◆ **STATED TASK**
Write out each line exactly as given. Leave the pictures out of your copy.

◆ **RECORDS FOR THE EXERCISE**

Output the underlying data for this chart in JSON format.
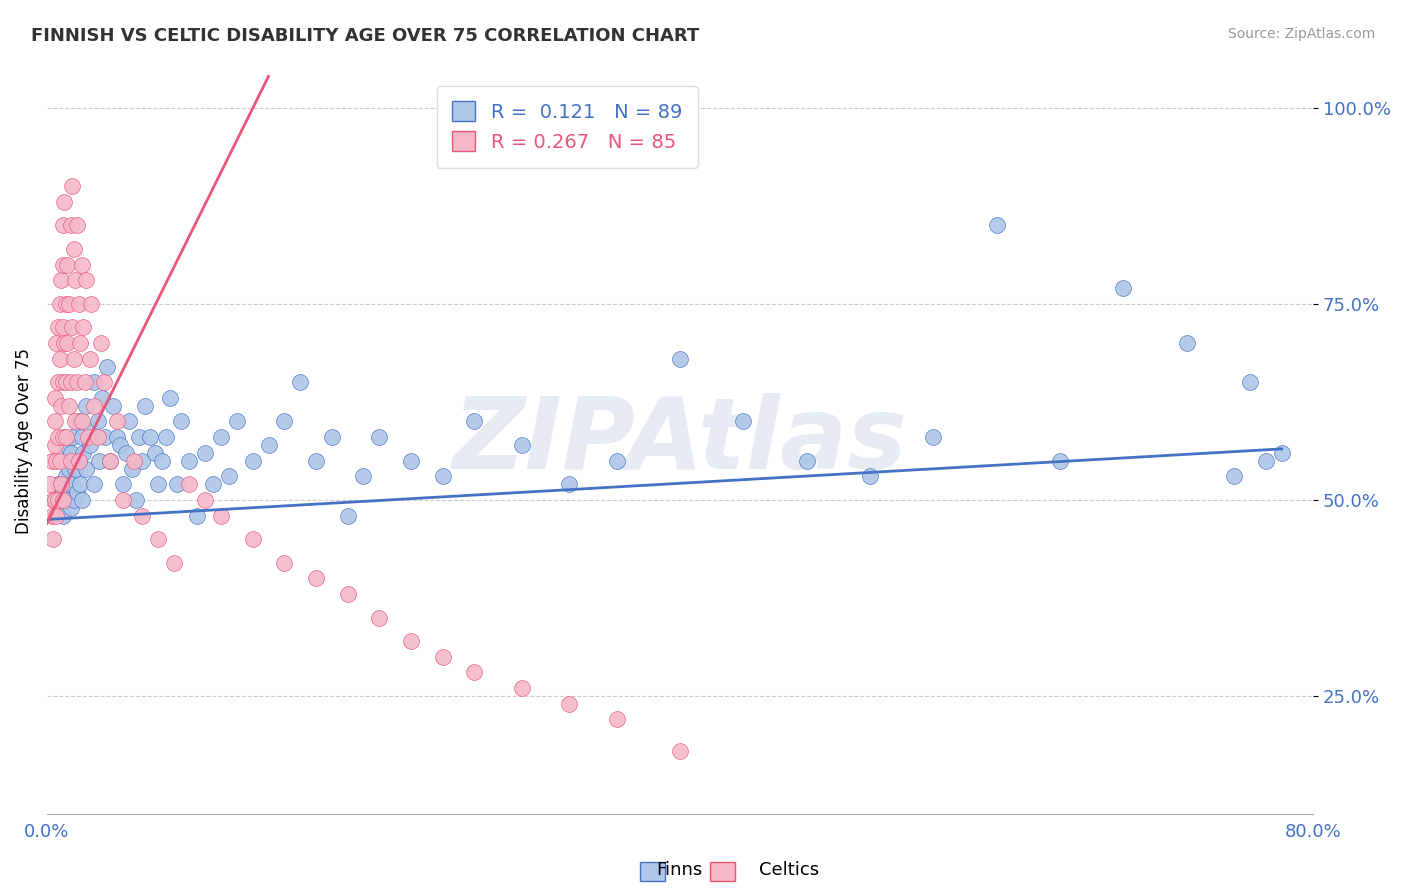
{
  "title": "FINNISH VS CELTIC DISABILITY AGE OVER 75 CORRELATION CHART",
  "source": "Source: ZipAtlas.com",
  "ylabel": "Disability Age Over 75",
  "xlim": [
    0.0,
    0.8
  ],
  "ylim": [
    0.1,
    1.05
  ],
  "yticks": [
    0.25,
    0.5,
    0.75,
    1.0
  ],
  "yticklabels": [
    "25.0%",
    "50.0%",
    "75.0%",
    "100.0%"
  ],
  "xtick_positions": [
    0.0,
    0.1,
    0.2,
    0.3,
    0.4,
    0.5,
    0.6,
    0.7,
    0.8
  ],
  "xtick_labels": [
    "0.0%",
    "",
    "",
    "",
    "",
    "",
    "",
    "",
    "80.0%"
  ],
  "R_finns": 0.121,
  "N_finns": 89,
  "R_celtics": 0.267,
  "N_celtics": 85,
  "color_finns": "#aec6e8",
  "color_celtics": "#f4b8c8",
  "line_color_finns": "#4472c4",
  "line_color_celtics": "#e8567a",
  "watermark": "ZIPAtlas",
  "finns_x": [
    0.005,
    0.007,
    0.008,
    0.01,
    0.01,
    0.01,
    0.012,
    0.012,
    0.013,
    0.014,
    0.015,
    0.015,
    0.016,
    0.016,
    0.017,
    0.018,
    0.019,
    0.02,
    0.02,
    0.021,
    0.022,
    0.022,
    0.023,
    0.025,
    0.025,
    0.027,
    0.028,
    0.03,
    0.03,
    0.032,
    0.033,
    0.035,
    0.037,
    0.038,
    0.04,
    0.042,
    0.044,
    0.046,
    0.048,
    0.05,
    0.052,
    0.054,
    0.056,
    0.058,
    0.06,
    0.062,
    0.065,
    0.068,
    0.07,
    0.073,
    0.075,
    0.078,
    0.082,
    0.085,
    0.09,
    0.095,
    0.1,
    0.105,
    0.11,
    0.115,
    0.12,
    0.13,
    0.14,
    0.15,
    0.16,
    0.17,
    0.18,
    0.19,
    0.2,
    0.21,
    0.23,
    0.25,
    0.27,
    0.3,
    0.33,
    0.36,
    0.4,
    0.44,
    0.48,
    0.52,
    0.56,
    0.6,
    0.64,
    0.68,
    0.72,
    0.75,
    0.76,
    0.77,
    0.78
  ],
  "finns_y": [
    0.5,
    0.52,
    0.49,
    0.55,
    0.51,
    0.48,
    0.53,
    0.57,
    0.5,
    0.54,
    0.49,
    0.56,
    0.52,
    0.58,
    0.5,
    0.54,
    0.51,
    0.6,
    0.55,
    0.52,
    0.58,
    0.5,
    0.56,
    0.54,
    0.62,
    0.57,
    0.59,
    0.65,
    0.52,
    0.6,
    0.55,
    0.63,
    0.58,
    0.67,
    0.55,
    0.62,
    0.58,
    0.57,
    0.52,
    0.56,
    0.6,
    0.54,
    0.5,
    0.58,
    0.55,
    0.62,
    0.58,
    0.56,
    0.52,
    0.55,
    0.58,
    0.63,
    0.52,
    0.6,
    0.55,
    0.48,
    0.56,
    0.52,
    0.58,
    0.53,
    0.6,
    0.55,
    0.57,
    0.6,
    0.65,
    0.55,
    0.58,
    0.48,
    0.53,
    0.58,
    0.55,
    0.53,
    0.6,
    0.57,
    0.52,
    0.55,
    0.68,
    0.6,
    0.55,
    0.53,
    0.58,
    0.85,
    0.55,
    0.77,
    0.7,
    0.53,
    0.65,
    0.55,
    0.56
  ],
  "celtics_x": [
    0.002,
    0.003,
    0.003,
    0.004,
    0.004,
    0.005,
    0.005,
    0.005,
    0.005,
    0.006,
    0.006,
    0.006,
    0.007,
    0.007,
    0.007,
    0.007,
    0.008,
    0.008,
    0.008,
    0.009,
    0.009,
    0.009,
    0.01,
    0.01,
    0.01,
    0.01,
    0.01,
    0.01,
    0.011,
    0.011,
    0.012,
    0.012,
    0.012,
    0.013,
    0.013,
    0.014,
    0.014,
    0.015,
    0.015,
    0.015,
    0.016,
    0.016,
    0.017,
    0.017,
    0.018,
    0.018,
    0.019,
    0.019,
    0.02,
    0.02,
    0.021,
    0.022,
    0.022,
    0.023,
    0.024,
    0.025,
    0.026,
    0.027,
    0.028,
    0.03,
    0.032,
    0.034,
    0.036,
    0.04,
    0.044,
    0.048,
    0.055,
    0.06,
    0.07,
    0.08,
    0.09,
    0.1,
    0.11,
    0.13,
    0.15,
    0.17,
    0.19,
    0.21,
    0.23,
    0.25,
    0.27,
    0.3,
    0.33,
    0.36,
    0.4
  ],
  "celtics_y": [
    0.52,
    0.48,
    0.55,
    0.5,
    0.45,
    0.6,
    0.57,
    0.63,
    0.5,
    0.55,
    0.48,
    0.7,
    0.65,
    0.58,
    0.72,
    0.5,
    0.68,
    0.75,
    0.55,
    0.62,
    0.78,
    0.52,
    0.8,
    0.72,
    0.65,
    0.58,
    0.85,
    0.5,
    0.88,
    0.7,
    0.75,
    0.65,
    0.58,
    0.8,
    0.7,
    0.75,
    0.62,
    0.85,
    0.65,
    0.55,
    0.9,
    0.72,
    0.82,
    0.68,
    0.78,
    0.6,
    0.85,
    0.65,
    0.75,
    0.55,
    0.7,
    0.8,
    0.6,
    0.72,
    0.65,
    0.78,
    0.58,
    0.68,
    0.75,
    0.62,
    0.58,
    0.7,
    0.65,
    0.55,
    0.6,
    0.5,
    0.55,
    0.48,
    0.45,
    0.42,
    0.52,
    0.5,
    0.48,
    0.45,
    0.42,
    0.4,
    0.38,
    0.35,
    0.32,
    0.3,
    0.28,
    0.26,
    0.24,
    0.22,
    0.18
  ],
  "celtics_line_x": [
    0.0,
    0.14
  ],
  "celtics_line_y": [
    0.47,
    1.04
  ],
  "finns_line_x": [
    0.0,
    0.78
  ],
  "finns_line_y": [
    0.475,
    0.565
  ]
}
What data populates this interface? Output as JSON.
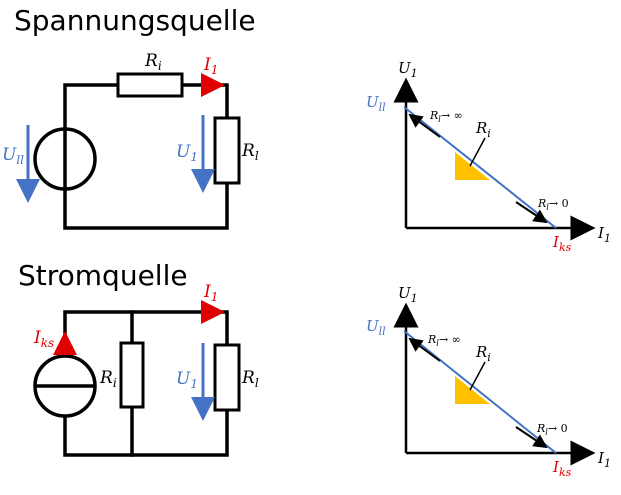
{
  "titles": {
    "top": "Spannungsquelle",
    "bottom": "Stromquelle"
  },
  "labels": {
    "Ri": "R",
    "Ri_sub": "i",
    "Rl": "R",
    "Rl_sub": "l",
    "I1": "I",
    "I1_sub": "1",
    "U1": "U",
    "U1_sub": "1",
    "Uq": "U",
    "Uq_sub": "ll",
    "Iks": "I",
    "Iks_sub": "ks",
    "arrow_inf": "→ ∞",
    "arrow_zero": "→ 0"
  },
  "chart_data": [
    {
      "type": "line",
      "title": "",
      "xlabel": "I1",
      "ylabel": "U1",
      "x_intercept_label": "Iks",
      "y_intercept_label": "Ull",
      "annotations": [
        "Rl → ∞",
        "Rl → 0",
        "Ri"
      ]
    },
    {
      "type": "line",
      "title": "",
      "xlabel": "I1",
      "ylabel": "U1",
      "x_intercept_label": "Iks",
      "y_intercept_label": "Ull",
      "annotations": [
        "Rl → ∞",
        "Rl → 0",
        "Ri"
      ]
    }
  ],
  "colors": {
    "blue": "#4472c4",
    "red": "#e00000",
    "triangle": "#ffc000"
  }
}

◆ **REPLY**
Output the underlying data for this chart in JSON format.
{
  "title": "FINNISH VS CELTIC DISABILITY AGE OVER 75 CORRELATION CHART",
  "source": "Source: ZipAtlas.com",
  "ylabel": "Disability Age Over 75",
  "xlim": [
    0.0,
    0.8
  ],
  "ylim": [
    0.1,
    1.05
  ],
  "yticks": [
    0.25,
    0.5,
    0.75,
    1.0
  ],
  "yticklabels": [
    "25.0%",
    "50.0%",
    "75.0%",
    "100.0%"
  ],
  "xtick_positions": [
    0.0,
    0.1,
    0.2,
    0.3,
    0.4,
    0.5,
    0.6,
    0.7,
    0.8
  ],
  "xtick_labels": [
    "0.0%",
    "",
    "",
    "",
    "",
    "",
    "",
    "",
    "80.0%"
  ],
  "R_finns": 0.121,
  "N_finns": 89,
  "R_celtics": 0.267,
  "N_celtics": 85,
  "color_finns": "#aec6e8",
  "color_celtics": "#f4b8c8",
  "line_color_finns": "#4472c4",
  "line_color_celtics": "#e8567a",
  "watermark": "ZIPAtlas",
  "finns_x": [
    0.005,
    0.007,
    0.008,
    0.01,
    0.01,
    0.01,
    0.012,
    0.012,
    0.013,
    0.014,
    0.015,
    0.015,
    0.016,
    0.016,
    0.017,
    0.018,
    0.019,
    0.02,
    0.02,
    0.021,
    0.022,
    0.022,
    0.023,
    0.025,
    0.025,
    0.027,
    0.028,
    0.03,
    0.03,
    0.032,
    0.033,
    0.035,
    0.037,
    0.038,
    0.04,
    0.042,
    0.044,
    0.046,
    0.048,
    0.05,
    0.052,
    0.054,
    0.056,
    0.058,
    0.06,
    0.062,
    0.065,
    0.068,
    0.07,
    0.073,
    0.075,
    0.078,
    0.082,
    0.085,
    0.09,
    0.095,
    0.1,
    0.105,
    0.11,
    0.115,
    0.12,
    0.13,
    0.14,
    0.15,
    0.16,
    0.17,
    0.18,
    0.19,
    0.2,
    0.21,
    0.23,
    0.25,
    0.27,
    0.3,
    0.33,
    0.36,
    0.4,
    0.44,
    0.48,
    0.52,
    0.56,
    0.6,
    0.64,
    0.68,
    0.72,
    0.75,
    0.76,
    0.77,
    0.78
  ],
  "finns_y": [
    0.5,
    0.52,
    0.49,
    0.55,
    0.51,
    0.48,
    0.53,
    0.57,
    0.5,
    0.54,
    0.49,
    0.56,
    0.52,
    0.58,
    0.5,
    0.54,
    0.51,
    0.6,
    0.55,
    0.52,
    0.58,
    0.5,
    0.56,
    0.54,
    0.62,
    0.57,
    0.59,
    0.65,
    0.52,
    0.6,
    0.55,
    0.63,
    0.58,
    0.67,
    0.55,
    0.62,
    0.58,
    0.57,
    0.52,
    0.56,
    0.6,
    0.54,
    0.5,
    0.58,
    0.55,
    0.62,
    0.58,
    0.56,
    0.52,
    0.55,
    0.58,
    0.63,
    0.52,
    0.6,
    0.55,
    0.48,
    0.56,
    0.52,
    0.58,
    0.53,
    0.6,
    0.55,
    0.57,
    0.6,
    0.65,
    0.55,
    0.58,
    0.48,
    0.53,
    0.58,
    0.55,
    0.53,
    0.6,
    0.57,
    0.52,
    0.55,
    0.68,
    0.6,
    0.55,
    0.53,
    0.58,
    0.85,
    0.55,
    0.77,
    0.7,
    0.53,
    0.65,
    0.55,
    0.56
  ],
  "celtics_x": [
    0.002,
    0.003,
    0.003,
    0.004,
    0.004,
    0.005,
    0.005,
    0.005,
    0.005,
    0.006,
    0.006,
    0.006,
    0.007,
    0.007,
    0.007,
    0.007,
    0.008,
    0.008,
    0.008,
    0.009,
    0.009,
    0.009,
    0.01,
    0.01,
    0.01,
    0.01,
    0.01,
    0.01,
    0.011,
    0.011,
    0.012,
    0.012,
    0.012,
    0.013,
    0.013,
    0.014,
    0.014,
    0.015,
    0.015,
    0.015,
    0.016,
    0.016,
    0.017,
    0.017,
    0.018,
    0.018,
    0.019,
    0.019,
    0.02,
    0.02,
    0.021,
    0.022,
    0.022,
    0.023,
    0.024,
    0.025,
    0.026,
    0.027,
    0.028,
    0.03,
    0.032,
    0.034,
    0.036,
    0.04,
    0.044,
    0.048,
    0.055,
    0.06,
    0.07,
    0.08,
    0.09,
    0.1,
    0.11,
    0.13,
    0.15,
    0.17,
    0.19,
    0.21,
    0.23,
    0.25,
    0.27,
    0.3,
    0.33,
    0.36,
    0.4
  ],
  "celtics_y": [
    0.52,
    0.48,
    0.55,
    0.5,
    0.45,
    0.6,
    0.57,
    0.63,
    0.5,
    0.55,
    0.48,
    0.7,
    0.65,
    0.58,
    0.72,
    0.5,
    0.68,
    0.75,
    0.55,
    0.62,
    0.78,
    0.52,
    0.8,
    0.72,
    0.65,
    0.58,
    0.85,
    0.5,
    0.88,
    0.7,
    0.75,
    0.65,
    0.58,
    0.8,
    0.7,
    0.75,
    0.62,
    0.85,
    0.65,
    0.55,
    0.9,
    0.72,
    0.82,
    0.68,
    0.78,
    0.6,
    0.85,
    0.65,
    0.75,
    0.55,
    0.7,
    0.8,
    0.6,
    0.72,
    0.65,
    0.78,
    0.58,
    0.68,
    0.75,
    0.62,
    0.58,
    0.7,
    0.65,
    0.55,
    0.6,
    0.5,
    0.55,
    0.48,
    0.45,
    0.42,
    0.52,
    0.5,
    0.48,
    0.45,
    0.42,
    0.4,
    0.38,
    0.35,
    0.32,
    0.3,
    0.28,
    0.26,
    0.24,
    0.22,
    0.18
  ],
  "celtics_line_x": [
    0.0,
    0.14
  ],
  "celtics_line_y": [
    0.47,
    1.04
  ],
  "finns_line_x": [
    0.0,
    0.78
  ],
  "finns_line_y": [
    0.475,
    0.565
  ]
}
What data populates this interface? Output as JSON.
{
  "titles": {
    "top": "Spannungsquelle",
    "bottom": "Stromquelle"
  },
  "labels": {
    "Ri": "R",
    "Ri_sub": "i",
    "Rl": "R",
    "Rl_sub": "l",
    "I1": "I",
    "I1_sub": "1",
    "U1": "U",
    "U1_sub": "1",
    "Uq": "U",
    "Uq_sub": "ll",
    "Iks": "I",
    "Iks_sub": "ks",
    "arrow_inf": "→ ∞",
    "arrow_zero": "→ 0"
  },
  "chart_data": [
    {
      "type": "line",
      "title": "",
      "xlabel": "I1",
      "ylabel": "U1",
      "x_intercept_label": "Iks",
      "y_intercept_label": "Ull",
      "annotations": [
        "Rl → ∞",
        "Rl → 0",
        "Ri"
      ]
    },
    {
      "type": "line",
      "title": "",
      "xlabel": "I1",
      "ylabel": "U1",
      "x_intercept_label": "Iks",
      "y_intercept_label": "Ull",
      "annotations": [
        "Rl → ∞",
        "Rl → 0",
        "Ri"
      ]
    }
  ],
  "colors": {
    "blue": "#4472c4",
    "red": "#e00000",
    "triangle": "#ffc000"
  }
}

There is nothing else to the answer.